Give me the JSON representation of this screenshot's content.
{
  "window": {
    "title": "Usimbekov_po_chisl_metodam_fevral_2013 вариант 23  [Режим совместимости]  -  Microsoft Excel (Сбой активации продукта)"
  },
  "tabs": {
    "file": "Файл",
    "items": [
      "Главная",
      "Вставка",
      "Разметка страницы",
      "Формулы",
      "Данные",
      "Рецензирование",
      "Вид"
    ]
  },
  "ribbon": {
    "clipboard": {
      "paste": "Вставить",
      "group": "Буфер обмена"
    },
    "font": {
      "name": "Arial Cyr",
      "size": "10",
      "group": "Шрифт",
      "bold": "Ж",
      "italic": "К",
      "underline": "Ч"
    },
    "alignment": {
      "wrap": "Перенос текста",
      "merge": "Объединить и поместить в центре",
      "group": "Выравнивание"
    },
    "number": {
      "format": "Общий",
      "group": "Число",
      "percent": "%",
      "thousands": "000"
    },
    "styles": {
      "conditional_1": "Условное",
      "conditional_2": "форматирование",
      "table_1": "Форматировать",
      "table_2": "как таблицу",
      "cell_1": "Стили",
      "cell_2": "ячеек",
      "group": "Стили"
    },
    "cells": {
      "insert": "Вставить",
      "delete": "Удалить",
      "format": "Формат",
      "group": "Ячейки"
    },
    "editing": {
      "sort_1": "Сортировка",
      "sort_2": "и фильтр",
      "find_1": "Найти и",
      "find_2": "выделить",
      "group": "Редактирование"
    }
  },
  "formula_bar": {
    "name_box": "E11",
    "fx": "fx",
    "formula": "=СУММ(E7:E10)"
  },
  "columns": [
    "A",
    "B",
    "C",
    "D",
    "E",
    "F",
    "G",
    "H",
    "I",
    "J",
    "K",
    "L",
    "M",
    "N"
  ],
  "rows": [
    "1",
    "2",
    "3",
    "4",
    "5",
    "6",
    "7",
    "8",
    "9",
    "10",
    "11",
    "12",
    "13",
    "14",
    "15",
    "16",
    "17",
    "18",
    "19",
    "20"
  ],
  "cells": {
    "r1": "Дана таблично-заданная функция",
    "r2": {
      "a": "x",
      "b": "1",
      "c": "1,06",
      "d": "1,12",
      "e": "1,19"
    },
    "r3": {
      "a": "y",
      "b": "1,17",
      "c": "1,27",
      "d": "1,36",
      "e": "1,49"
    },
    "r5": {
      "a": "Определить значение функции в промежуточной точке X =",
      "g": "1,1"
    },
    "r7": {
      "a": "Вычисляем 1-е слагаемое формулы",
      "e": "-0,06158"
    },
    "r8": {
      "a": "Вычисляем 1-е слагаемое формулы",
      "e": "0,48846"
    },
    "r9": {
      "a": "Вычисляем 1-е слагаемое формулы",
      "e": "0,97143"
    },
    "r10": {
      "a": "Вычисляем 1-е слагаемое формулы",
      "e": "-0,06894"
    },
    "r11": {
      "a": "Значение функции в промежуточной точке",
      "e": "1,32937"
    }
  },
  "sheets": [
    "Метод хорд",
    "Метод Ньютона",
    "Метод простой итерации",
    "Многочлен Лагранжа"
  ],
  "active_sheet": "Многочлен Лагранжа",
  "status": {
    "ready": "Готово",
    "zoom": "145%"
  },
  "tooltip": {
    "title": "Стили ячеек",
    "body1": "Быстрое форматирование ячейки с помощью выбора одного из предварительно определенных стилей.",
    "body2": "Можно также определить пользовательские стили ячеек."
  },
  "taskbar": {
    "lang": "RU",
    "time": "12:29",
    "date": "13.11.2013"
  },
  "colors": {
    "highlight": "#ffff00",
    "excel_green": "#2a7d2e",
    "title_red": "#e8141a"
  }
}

---

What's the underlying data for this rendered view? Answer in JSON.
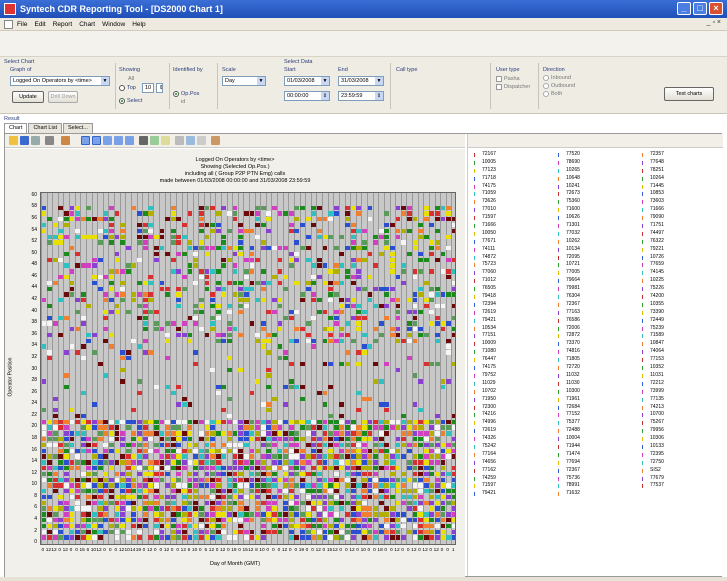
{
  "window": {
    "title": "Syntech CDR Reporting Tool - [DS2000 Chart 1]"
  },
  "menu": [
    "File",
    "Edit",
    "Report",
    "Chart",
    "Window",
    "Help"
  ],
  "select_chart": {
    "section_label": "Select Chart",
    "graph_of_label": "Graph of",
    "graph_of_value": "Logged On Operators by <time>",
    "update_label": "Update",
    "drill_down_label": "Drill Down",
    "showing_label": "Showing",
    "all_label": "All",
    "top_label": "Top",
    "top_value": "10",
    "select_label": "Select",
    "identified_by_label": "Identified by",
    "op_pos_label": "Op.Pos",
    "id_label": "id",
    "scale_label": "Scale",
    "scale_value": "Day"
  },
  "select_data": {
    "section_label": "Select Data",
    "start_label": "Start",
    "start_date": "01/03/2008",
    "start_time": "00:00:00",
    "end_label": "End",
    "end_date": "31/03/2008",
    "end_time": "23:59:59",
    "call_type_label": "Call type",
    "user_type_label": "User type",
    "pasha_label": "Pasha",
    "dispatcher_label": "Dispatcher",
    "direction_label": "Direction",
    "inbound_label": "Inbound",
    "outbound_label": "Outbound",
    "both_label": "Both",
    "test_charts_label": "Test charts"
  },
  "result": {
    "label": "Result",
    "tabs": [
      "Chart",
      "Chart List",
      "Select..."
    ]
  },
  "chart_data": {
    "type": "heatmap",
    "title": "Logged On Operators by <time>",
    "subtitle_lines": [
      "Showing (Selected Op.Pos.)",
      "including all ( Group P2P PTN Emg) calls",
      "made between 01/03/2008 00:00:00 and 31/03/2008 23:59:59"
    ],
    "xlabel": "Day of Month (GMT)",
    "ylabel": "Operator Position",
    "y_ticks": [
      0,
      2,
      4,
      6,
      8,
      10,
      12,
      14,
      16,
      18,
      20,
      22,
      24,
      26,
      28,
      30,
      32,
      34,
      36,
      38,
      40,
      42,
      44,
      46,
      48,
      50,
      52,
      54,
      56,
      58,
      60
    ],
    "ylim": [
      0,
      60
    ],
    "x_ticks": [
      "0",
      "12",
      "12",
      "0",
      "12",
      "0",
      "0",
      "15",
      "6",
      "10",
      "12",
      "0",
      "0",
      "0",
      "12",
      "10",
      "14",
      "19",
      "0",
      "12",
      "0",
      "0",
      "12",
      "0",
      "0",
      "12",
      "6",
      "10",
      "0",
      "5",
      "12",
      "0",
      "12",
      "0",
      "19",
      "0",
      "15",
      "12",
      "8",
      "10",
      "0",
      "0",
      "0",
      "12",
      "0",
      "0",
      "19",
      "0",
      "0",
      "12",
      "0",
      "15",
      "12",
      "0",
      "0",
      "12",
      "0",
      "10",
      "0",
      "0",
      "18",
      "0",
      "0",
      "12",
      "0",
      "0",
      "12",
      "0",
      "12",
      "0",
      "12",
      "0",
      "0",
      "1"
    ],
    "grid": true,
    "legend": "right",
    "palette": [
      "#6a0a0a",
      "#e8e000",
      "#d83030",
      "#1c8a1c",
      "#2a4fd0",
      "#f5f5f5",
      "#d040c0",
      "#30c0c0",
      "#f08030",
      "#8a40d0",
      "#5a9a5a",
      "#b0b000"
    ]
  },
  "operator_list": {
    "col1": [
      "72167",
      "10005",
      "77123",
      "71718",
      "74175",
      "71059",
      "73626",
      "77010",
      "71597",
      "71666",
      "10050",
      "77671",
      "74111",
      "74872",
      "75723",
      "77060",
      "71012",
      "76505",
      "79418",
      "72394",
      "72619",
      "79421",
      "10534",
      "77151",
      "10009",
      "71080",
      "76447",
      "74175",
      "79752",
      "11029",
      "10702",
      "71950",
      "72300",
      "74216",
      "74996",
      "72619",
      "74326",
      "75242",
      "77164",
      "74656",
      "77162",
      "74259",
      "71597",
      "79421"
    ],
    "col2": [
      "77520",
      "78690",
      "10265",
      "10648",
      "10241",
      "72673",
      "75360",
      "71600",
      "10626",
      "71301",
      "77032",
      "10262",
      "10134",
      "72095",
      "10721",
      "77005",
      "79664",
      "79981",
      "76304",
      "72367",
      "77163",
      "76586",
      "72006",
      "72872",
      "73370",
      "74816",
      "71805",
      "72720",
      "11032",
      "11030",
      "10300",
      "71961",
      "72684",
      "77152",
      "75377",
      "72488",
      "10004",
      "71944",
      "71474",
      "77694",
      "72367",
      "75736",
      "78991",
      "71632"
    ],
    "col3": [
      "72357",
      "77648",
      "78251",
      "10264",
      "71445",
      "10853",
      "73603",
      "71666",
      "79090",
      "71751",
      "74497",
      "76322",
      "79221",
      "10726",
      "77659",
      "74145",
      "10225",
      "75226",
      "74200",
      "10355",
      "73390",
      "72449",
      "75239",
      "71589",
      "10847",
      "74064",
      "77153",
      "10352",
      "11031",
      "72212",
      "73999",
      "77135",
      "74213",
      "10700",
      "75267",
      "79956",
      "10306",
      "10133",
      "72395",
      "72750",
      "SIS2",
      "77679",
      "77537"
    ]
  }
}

__EXERCISE DETAILS__: Extract all lines of the records above that include "type".

__REPLY TO THE EXERCISE__:
    "call_type_label": "Call type",
    "user_type_label": "User type",
    "type": "heatmap",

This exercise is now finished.